EXERCISE DETAILS: Write each line out exactly, leaving none out.

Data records
########################################

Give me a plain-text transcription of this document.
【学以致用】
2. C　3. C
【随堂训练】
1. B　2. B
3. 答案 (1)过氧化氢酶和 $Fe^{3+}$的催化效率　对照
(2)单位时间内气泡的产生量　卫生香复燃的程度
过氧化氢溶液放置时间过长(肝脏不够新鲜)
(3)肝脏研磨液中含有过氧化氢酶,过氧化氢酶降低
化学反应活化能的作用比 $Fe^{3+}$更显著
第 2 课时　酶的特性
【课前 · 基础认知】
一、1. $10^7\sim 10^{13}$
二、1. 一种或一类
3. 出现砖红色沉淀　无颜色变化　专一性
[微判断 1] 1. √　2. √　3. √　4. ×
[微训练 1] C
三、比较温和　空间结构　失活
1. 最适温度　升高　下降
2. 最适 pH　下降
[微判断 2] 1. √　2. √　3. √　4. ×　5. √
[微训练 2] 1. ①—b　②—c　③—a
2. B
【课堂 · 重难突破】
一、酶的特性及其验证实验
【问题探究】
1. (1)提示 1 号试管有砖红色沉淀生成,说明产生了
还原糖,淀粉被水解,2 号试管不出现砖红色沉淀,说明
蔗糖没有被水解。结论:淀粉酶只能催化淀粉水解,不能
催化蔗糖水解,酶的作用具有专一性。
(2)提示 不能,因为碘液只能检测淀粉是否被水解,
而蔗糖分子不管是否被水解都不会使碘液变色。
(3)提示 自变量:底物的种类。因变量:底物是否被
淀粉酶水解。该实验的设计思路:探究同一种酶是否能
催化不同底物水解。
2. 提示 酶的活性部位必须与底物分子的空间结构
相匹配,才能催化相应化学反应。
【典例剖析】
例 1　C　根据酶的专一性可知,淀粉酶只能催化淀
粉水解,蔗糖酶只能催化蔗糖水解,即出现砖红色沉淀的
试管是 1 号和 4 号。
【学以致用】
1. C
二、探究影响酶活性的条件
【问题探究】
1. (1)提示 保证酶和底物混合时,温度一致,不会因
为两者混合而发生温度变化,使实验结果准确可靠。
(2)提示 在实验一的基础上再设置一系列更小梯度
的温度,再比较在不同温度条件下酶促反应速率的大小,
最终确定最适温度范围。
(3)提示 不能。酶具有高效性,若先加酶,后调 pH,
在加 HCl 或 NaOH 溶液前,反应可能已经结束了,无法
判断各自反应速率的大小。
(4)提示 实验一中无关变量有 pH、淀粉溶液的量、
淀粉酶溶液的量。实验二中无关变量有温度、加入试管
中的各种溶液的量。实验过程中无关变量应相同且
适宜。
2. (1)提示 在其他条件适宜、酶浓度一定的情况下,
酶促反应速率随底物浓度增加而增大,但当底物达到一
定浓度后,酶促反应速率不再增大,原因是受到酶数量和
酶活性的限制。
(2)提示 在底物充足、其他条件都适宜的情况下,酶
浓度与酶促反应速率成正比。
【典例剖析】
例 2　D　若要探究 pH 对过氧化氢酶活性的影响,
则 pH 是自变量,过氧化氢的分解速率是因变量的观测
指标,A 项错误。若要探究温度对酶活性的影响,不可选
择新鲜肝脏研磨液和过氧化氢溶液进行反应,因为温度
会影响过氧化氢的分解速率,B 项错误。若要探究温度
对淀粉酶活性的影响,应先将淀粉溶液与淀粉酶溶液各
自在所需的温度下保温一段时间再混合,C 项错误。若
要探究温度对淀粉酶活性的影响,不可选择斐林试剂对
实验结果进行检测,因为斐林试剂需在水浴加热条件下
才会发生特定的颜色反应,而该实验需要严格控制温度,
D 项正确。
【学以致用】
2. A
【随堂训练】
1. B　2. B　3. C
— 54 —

########################################

ANSWER TO THIS PROBLEM:
Give me a plain-text transcription of this document.
【学以致用】
2. C　3. C
【随堂训练】
1. B　2. B
3. 答案 (1)过氧化氢酶和 $Fe^{3+}$的催化效率　对照
(2)单位时间内气泡的产生量　卫生香复燃的程度
过氧化氢溶液放置时间过长(肝脏不够新鲜)
(3)肝脏研磨液中含有过氧化氢酶,过氧化氢酶降低
化学反应活化能的作用比 $Fe^{3+}$更显著
第 2 课时　酶的特性
【课前 · 基础认知】
一、1. $10^7\sim 10^{13}$
二、1. 一种或一类
3. 出现砖红色沉淀　无颜色变化　专一性
[微判断 1] 1. √　2. √　3. √　4. ×
[微训练 1] C
三、比较温和　空间结构　失活
1. 最适温度　升高　下降
2. 最适 pH　下降
[微判断 2] 1. √　2. √　3. √　4. ×　5. √
[微训练 2] 1. ①—b　②—c　③—a
2. B
【课堂 · 重难突破】
一、酶的特性及其验证实验
【问题探究】
1. (1)提示 1 号试管有砖红色沉淀生成,说明产生了
还原糖,淀粉被水解,2 号试管不出现砖红色沉淀,说明
蔗糖没有被水解。结论:淀粉酶只能催化淀粉水解,不能
催化蔗糖水解,酶的作用具有专一性。
(2)提示 不能,因为碘液只能检测淀粉是否被水解,
而蔗糖分子不管是否被水解都不会使碘液变色。
(3)提示 自变量:底物的种类。因变量:底物是否被
淀粉酶水解。该实验的设计思路:探究同一种酶是否能
催化不同底物水解。
2. 提示 酶的活性部位必须与底物分子的空间结构
相匹配,才能催化相应化学反应。
【典例剖析】
例 1　C　根据酶的专一性可知,淀粉酶只能催化淀
粉水解,蔗糖酶只能催化蔗糖水解,即出现砖红色沉淀的
试管是 1 号和 4 号。
【学以致用】
1. C
二、探究影响酶活性的条件
【问题探究】
1. (1)提示 保证酶和底物混合时,温度一致,不会因
为两者混合而发生温度变化,使实验结果准确可靠。
(2)提示 在实验一的基础上再设置一系列更小梯度
的温度,再比较在不同温度条件下酶促反应速率的大小,
最终确定最适温度范围。
(3)提示 不能。酶具有高效性,若先加酶,后调 pH,
在加 HCl 或 NaOH 溶液前,反应可能已经结束了,无法
判断各自反应速率的大小。
(4)提示 实验一中无关变量有 pH、淀粉溶液的量、
淀粉酶溶液的量。实验二中无关变量有温度、加入试管
中的各种溶液的量。实验过程中无关变量应相同且
适宜。
2. (1)提示 在其他条件适宜、酶浓度一定的情况下,
酶促反应速率随底物浓度增加而增大,但当底物达到一
定浓度后,酶促反应速率不再增大,原因是受到酶数量和
酶活性的限制。
(2)提示 在底物充足、其他条件都适宜的情况下,酶
浓度与酶促反应速率成正比。
【典例剖析】
例 2　D　若要探究 pH 对过氧化氢酶活性的影响,
则 pH 是自变量,过氧化氢的分解速率是因变量的观测
指标,A 项错误。若要探究温度对酶活性的影响,不可选
择新鲜肝脏研磨液和过氧化氢溶液进行反应,因为温度
会影响过氧化氢的分解速率,B 项错误。若要探究温度
对淀粉酶活性的影响,应先将淀粉溶液与淀粉酶溶液各
自在所需的温度下保温一段时间再混合,C 项错误。若
要探究温度对淀粉酶活性的影响,不可选择斐林试剂对
实验结果进行检测,因为斐林试剂需在水浴加热条件下
才会发生特定的颜色反应,而该实验需要严格控制温度,
D 项正确。
【学以致用】
2. A
【随堂训练】
1. B　2. B　3. C
— 54 —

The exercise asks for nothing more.